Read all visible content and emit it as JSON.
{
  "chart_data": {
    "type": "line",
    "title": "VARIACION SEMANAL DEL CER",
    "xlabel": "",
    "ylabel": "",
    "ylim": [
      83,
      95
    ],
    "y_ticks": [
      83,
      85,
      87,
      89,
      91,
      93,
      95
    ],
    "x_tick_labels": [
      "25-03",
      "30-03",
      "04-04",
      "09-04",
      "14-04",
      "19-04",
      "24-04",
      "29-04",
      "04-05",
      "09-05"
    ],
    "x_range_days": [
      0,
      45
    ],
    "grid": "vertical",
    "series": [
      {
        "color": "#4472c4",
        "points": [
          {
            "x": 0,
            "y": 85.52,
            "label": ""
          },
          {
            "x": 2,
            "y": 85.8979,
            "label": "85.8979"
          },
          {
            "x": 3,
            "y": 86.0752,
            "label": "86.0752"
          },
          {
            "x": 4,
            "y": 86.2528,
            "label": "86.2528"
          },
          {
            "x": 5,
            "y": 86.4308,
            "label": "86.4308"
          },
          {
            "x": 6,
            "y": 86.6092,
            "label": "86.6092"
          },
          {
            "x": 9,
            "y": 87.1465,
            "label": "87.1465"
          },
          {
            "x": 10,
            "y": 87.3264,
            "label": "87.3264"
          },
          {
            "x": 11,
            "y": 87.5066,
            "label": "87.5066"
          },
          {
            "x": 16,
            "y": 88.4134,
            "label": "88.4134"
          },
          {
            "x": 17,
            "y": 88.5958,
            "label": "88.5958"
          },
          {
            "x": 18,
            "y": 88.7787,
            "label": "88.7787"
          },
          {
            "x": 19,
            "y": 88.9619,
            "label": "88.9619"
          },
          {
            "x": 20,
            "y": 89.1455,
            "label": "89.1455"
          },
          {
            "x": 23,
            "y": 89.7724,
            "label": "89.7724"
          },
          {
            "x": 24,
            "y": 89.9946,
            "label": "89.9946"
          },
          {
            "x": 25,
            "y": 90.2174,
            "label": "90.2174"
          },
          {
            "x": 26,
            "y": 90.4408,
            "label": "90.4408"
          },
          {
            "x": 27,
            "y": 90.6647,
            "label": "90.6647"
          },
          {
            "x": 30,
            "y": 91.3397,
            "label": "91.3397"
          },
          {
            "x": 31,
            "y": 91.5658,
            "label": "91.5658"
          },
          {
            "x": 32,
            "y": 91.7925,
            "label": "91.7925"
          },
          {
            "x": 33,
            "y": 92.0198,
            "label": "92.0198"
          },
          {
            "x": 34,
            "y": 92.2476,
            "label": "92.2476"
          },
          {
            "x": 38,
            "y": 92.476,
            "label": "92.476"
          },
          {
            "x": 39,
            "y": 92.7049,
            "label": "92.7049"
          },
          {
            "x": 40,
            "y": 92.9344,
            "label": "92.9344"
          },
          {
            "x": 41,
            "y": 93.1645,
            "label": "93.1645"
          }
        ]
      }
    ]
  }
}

*Task details*: Type the whole listing again, unaltered.

*Task result*:
Read all visible content and emit it as JSON.
{
  "chart_data": {
    "type": "line",
    "title": "VARIACION SEMANAL DEL CER",
    "xlabel": "",
    "ylabel": "",
    "ylim": [
      83,
      95
    ],
    "y_ticks": [
      83,
      85,
      87,
      89,
      91,
      93,
      95
    ],
    "x_tick_labels": [
      "25-03",
      "30-03",
      "04-04",
      "09-04",
      "14-04",
      "19-04",
      "24-04",
      "29-04",
      "04-05",
      "09-05"
    ],
    "x_range_days": [
      0,
      45
    ],
    "grid": "vertical",
    "series": [
      {
        "color": "#4472c4",
        "points": [
          {
            "x": 0,
            "y": 85.52,
            "label": ""
          },
          {
            "x": 2,
            "y": 85.8979,
            "label": "85.8979"
          },
          {
            "x": 3,
            "y": 86.0752,
            "label": "86.0752"
          },
          {
            "x": 4,
            "y": 86.2528,
            "label": "86.2528"
          },
          {
            "x": 5,
            "y": 86.4308,
            "label": "86.4308"
          },
          {
            "x": 6,
            "y": 86.6092,
            "label": "86.6092"
          },
          {
            "x": 9,
            "y": 87.1465,
            "label": "87.1465"
          },
          {
            "x": 10,
            "y": 87.3264,
            "label": "87.3264"
          },
          {
            "x": 11,
            "y": 87.5066,
            "label": "87.5066"
          },
          {
            "x": 16,
            "y": 88.4134,
            "label": "88.4134"
          },
          {
            "x": 17,
            "y": 88.5958,
            "label": "88.5958"
          },
          {
            "x": 18,
            "y": 88.7787,
            "label": "88.7787"
          },
          {
            "x": 19,
            "y": 88.9619,
            "label": "88.9619"
          },
          {
            "x": 20,
            "y": 89.1455,
            "label": "89.1455"
          },
          {
            "x": 23,
            "y": 89.7724,
            "label": "89.7724"
          },
          {
            "x": 24,
            "y": 89.9946,
            "label": "89.9946"
          },
          {
            "x": 25,
            "y": 90.2174,
            "label": "90.2174"
          },
          {
            "x": 26,
            "y": 90.4408,
            "label": "90.4408"
          },
          {
            "x": 27,
            "y": 90.6647,
            "label": "90.6647"
          },
          {
            "x": 30,
            "y": 91.3397,
            "label": "91.3397"
          },
          {
            "x": 31,
            "y": 91.5658,
            "label": "91.5658"
          },
          {
            "x": 32,
            "y": 91.7925,
            "label": "91.7925"
          },
          {
            "x": 33,
            "y": 92.0198,
            "label": "92.0198"
          },
          {
            "x": 34,
            "y": 92.2476,
            "label": "92.2476"
          },
          {
            "x": 38,
            "y": 92.476,
            "label": "92.476"
          },
          {
            "x": 39,
            "y": 92.7049,
            "label": "92.7049"
          },
          {
            "x": 40,
            "y": 92.9344,
            "label": "92.9344"
          },
          {
            "x": 41,
            "y": 93.1645,
            "label": "93.1645"
          }
        ]
      }
    ]
  }
}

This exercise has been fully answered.